DATASET ROWS:
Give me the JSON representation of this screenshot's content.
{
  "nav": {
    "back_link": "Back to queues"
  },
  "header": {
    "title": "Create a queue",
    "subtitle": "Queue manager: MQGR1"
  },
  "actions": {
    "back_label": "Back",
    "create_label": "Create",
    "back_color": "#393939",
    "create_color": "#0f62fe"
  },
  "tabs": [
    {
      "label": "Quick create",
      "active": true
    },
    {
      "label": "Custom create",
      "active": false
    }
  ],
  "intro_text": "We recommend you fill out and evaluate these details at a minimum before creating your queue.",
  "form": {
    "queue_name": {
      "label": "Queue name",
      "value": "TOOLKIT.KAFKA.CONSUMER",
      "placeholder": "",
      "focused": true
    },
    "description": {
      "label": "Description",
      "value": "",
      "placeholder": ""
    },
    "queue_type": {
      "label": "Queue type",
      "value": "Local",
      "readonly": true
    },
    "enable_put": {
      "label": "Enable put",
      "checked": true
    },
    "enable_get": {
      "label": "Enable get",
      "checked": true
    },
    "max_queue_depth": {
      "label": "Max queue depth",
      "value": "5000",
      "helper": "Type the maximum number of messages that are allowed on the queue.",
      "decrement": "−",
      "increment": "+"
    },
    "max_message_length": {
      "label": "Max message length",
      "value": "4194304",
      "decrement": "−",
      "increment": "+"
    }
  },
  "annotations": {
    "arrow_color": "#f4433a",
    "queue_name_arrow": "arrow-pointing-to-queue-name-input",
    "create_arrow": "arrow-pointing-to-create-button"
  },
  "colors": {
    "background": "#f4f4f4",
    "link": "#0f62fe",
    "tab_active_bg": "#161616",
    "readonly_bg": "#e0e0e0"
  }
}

WHAT IS NEEDED:
Every entry must be quoted exactly as it appears above.

ANSWER:
Give me the JSON representation of this screenshot's content.
{
  "nav": {
    "back_link": "Back to queues"
  },
  "header": {
    "title": "Create a queue",
    "subtitle": "Queue manager: MQGR1"
  },
  "actions": {
    "back_label": "Back",
    "create_label": "Create",
    "back_color": "#393939",
    "create_color": "#0f62fe"
  },
  "tabs": [
    {
      "label": "Quick create",
      "active": true
    },
    {
      "label": "Custom create",
      "active": false
    }
  ],
  "intro_text": "We recommend you fill out and evaluate these details at a minimum before creating your queue.",
  "form": {
    "queue_name": {
      "label": "Queue name",
      "value": "TOOLKIT.KAFKA.CONSUMER",
      "placeholder": "",
      "focused": true
    },
    "description": {
      "label": "Description",
      "value": "",
      "placeholder": ""
    },
    "queue_type": {
      "label": "Queue type",
      "value": "Local",
      "readonly": true
    },
    "enable_put": {
      "label": "Enable put",
      "checked": true
    },
    "enable_get": {
      "label": "Enable get",
      "checked": true
    },
    "max_queue_depth": {
      "label": "Max queue depth",
      "value": "5000",
      "helper": "Type the maximum number of messages that are allowed on the queue.",
      "decrement": "−",
      "increment": "+"
    },
    "max_message_length": {
      "label": "Max message length",
      "value": "4194304",
      "decrement": "−",
      "increment": "+"
    }
  },
  "annotations": {
    "arrow_color": "#f4433a",
    "queue_name_arrow": "arrow-pointing-to-queue-name-input",
    "create_arrow": "arrow-pointing-to-create-button"
  },
  "colors": {
    "background": "#f4f4f4",
    "link": "#0f62fe",
    "tab_active_bg": "#161616",
    "readonly_bg": "#e0e0e0"
  }
}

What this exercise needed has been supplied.